**Prompt**
Find every line of the listing below where "美术书法优秀奖" appears, and copy it.

**Stored items**
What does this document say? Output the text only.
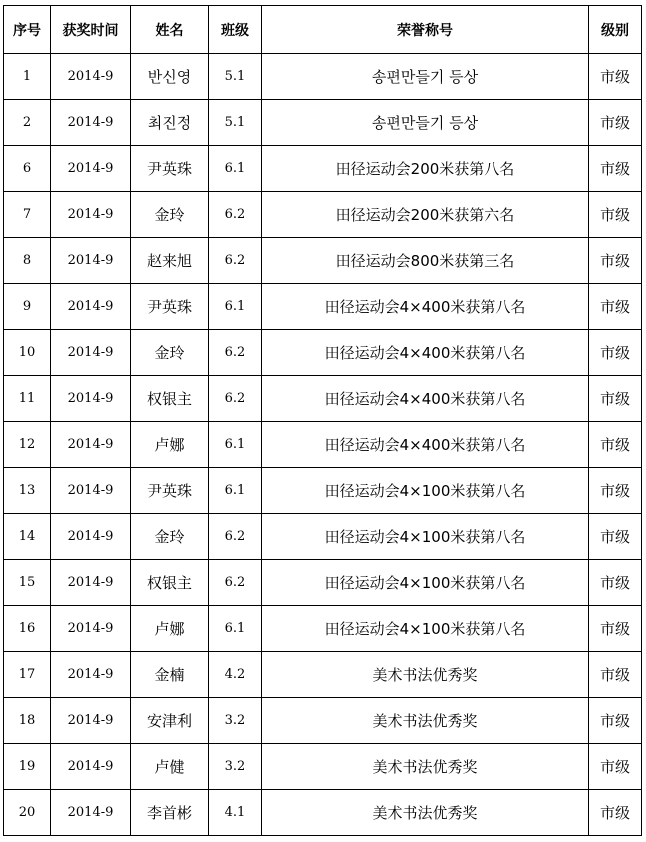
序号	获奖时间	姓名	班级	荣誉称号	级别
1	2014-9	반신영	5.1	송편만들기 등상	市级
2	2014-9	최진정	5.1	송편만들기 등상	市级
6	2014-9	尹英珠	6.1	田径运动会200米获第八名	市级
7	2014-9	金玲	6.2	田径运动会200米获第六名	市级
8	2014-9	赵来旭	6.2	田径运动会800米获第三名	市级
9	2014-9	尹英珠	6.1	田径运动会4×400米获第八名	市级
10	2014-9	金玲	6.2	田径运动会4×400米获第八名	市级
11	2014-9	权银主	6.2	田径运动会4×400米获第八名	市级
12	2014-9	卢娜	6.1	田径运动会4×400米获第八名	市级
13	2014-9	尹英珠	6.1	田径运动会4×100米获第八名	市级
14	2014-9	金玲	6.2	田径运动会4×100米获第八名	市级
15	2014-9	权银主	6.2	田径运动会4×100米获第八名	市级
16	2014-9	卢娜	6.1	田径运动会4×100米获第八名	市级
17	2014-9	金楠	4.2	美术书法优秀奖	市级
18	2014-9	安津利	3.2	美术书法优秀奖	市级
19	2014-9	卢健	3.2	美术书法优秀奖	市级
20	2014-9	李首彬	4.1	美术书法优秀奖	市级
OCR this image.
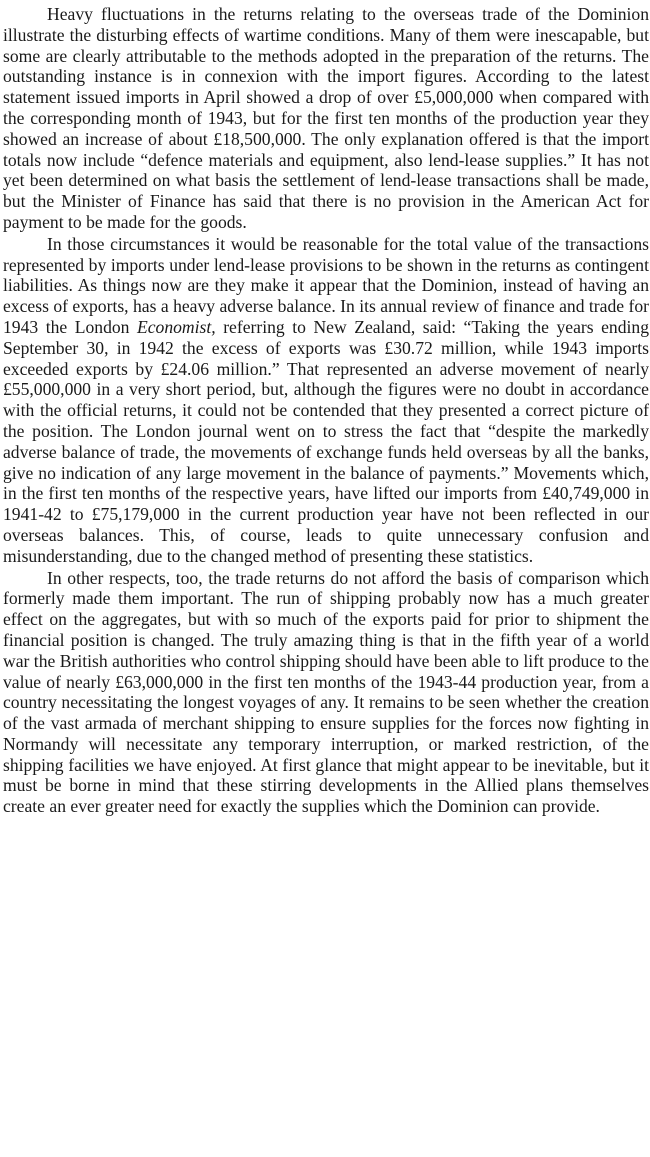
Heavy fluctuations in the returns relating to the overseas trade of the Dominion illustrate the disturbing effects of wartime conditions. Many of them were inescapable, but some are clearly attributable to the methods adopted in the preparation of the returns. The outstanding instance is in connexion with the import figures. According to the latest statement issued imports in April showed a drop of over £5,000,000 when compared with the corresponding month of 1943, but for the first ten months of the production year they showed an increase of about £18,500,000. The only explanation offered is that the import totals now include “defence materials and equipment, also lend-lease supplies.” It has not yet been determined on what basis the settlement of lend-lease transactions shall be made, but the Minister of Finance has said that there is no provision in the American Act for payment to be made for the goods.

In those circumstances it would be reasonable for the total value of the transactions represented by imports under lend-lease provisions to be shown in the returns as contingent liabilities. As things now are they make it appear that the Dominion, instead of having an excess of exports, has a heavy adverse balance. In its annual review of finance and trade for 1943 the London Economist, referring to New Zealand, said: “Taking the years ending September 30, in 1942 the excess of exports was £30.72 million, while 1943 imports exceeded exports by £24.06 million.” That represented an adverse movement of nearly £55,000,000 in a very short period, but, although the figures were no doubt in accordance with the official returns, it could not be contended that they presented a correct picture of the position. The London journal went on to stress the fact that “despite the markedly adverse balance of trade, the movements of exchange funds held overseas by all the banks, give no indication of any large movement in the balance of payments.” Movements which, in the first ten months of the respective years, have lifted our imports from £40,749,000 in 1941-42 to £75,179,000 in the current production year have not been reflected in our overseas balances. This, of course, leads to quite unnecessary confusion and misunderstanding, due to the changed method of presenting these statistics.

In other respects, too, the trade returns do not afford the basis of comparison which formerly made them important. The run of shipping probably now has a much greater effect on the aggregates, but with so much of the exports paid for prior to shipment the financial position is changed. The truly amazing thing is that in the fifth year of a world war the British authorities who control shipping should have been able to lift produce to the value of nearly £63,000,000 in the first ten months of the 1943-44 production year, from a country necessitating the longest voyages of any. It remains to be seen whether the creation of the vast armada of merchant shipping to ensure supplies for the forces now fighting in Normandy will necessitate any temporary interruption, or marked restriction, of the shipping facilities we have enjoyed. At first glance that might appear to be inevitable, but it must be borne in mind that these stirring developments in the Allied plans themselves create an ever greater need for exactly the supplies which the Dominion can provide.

**The completed task**
17	2014-9	金楠	4.2	美术书法优秀奖	市级
18	2014-9	安津利	3.2	美术书法优秀奖	市级
19	2014-9	卢健	3.2	美术书法优秀奖	市级
20	2014-9	李首彬	4.1	美术书法优秀奖	市级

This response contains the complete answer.